[start of Records for this exercise]
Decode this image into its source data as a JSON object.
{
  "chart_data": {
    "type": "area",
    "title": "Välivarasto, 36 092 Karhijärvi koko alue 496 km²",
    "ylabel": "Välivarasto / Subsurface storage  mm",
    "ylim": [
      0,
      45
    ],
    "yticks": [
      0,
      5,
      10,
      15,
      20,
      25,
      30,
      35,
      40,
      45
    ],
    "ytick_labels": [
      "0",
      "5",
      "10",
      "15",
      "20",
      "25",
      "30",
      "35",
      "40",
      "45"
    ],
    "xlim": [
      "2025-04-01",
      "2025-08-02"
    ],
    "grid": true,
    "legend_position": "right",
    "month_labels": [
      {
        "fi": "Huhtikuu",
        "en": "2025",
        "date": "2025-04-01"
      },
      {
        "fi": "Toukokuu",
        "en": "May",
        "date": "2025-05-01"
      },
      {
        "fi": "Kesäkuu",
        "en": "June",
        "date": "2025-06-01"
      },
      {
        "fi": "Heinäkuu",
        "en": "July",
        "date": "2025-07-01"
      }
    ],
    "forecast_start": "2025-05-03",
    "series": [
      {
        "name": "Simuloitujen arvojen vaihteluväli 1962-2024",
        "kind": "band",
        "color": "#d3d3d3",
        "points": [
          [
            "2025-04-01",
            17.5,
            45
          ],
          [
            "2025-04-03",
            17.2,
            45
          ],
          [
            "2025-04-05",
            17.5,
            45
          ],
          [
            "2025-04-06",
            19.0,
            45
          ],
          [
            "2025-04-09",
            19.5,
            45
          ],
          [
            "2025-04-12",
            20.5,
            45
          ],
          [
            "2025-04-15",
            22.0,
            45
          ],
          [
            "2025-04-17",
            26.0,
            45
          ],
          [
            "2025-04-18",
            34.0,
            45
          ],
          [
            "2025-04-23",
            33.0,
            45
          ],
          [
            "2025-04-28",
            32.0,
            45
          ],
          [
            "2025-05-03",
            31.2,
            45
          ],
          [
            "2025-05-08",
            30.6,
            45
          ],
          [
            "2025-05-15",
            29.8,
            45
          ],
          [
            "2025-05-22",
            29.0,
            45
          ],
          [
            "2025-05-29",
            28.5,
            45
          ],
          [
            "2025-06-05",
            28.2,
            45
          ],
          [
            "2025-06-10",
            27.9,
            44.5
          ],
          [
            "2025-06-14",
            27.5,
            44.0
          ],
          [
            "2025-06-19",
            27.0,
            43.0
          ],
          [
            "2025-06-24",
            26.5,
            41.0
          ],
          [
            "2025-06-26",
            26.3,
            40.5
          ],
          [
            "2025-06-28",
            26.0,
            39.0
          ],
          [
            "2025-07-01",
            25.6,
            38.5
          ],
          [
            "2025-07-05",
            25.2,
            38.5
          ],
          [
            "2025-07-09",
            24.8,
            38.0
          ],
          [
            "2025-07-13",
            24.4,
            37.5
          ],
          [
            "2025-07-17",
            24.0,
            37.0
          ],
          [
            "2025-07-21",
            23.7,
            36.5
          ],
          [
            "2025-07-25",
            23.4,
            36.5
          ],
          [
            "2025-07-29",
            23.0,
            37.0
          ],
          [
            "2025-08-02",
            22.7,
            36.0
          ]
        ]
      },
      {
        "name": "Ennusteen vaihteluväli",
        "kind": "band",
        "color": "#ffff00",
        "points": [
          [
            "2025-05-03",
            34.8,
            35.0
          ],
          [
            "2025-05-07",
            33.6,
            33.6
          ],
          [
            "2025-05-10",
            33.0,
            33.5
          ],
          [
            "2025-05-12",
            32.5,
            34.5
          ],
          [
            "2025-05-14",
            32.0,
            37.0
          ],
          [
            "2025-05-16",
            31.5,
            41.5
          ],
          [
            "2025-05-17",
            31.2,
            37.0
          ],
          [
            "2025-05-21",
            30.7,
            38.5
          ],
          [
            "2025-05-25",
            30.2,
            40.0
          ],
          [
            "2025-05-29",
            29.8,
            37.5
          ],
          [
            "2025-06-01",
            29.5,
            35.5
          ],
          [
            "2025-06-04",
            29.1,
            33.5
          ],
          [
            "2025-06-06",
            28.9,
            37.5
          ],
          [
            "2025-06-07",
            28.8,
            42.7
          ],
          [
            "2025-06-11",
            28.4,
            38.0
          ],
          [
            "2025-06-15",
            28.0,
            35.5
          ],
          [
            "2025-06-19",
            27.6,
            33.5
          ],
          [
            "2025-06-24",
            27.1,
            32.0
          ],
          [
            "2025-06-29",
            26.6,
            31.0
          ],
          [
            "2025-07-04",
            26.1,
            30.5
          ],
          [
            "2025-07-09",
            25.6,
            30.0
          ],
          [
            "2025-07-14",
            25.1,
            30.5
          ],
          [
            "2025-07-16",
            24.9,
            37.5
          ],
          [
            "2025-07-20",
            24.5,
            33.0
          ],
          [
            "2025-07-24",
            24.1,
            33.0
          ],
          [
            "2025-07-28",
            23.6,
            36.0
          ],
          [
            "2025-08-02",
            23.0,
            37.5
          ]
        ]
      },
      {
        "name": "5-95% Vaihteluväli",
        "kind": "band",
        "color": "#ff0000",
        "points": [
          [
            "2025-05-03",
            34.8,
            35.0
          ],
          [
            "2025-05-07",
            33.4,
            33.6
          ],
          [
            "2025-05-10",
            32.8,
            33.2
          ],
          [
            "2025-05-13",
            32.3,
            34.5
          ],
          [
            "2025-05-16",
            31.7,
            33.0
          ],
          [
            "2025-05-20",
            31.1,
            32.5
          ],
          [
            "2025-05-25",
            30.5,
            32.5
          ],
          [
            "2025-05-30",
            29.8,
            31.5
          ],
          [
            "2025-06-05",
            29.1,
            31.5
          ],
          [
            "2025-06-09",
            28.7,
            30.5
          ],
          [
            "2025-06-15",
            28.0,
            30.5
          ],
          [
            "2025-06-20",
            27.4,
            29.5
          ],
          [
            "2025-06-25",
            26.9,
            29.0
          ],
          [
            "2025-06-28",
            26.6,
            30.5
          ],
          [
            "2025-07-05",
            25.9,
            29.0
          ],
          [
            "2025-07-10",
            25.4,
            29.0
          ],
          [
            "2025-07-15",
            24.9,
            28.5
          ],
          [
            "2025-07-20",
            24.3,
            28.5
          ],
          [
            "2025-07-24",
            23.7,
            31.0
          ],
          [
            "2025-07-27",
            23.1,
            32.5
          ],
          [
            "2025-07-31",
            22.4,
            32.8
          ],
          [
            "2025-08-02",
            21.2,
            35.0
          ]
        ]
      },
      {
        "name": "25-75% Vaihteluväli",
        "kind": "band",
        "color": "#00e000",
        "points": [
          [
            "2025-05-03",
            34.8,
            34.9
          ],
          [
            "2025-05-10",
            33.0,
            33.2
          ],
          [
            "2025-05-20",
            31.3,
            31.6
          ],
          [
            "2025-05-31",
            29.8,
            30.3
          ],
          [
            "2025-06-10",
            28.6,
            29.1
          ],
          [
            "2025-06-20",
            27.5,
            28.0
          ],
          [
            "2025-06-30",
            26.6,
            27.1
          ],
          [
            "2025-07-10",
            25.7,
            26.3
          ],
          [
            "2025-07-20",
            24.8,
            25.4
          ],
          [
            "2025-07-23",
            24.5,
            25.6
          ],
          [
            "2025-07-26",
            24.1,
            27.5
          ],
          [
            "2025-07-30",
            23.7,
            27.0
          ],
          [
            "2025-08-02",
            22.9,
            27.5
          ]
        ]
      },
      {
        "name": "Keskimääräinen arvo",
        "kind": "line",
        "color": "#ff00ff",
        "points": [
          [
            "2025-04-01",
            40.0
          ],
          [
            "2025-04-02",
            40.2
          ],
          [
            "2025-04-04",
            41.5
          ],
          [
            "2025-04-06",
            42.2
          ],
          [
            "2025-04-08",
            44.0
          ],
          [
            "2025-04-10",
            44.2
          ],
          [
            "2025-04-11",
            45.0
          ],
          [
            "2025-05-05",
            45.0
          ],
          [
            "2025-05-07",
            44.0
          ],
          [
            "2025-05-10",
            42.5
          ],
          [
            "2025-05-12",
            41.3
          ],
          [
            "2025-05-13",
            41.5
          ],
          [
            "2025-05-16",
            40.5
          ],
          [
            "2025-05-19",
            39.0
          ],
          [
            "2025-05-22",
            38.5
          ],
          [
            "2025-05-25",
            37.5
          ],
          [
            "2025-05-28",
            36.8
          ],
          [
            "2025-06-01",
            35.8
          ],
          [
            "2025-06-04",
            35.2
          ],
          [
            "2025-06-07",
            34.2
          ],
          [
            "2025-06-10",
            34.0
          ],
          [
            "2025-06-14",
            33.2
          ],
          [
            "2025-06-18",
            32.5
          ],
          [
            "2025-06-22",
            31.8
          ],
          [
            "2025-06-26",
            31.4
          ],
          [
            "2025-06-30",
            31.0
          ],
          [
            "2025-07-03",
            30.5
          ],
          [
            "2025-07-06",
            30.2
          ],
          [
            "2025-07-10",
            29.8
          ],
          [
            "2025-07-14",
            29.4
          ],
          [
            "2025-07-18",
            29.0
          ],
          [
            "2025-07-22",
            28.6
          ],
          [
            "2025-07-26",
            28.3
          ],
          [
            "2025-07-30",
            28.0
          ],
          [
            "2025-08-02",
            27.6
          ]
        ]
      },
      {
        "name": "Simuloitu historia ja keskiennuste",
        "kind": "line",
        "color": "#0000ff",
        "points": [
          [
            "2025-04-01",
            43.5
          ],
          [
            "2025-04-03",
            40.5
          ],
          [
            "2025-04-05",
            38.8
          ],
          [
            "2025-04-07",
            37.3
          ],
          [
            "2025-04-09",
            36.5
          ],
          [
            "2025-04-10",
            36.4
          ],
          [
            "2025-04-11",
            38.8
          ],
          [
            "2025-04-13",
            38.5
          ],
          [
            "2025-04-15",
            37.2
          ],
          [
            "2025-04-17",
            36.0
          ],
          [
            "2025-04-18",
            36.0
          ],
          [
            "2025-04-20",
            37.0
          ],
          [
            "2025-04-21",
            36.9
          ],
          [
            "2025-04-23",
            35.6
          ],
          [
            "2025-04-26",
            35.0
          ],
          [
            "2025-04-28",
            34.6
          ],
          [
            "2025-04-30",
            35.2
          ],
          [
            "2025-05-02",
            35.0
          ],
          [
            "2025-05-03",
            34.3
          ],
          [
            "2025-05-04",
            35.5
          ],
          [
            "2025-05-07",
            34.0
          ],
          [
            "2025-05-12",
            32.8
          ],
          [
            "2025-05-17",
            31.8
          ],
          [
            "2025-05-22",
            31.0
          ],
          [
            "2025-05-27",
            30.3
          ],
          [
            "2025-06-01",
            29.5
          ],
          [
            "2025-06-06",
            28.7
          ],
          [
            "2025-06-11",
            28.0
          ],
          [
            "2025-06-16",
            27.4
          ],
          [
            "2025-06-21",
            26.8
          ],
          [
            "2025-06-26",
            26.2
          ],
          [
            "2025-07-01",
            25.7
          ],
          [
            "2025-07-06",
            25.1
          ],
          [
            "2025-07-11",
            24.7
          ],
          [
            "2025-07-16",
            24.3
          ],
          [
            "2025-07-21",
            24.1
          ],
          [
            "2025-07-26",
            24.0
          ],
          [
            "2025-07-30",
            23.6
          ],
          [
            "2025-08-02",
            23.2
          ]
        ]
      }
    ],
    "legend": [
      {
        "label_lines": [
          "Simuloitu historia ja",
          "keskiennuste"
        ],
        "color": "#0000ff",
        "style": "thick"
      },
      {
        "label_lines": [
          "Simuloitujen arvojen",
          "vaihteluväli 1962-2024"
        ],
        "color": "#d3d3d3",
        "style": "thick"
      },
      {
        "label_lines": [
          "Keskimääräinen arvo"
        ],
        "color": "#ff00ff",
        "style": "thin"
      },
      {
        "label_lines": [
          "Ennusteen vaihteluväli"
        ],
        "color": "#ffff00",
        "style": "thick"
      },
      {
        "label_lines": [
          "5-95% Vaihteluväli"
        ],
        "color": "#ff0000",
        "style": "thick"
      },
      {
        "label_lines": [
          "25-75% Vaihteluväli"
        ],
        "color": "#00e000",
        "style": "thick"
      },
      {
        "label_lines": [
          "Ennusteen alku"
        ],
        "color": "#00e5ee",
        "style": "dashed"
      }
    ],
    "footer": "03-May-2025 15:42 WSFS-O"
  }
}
[end of Records for this exercise]
- _Problem description_: Check every line of the material for the string "Ennusteen" and give the number of lines that have it, without anything else.

- _Output of the exercise_: 3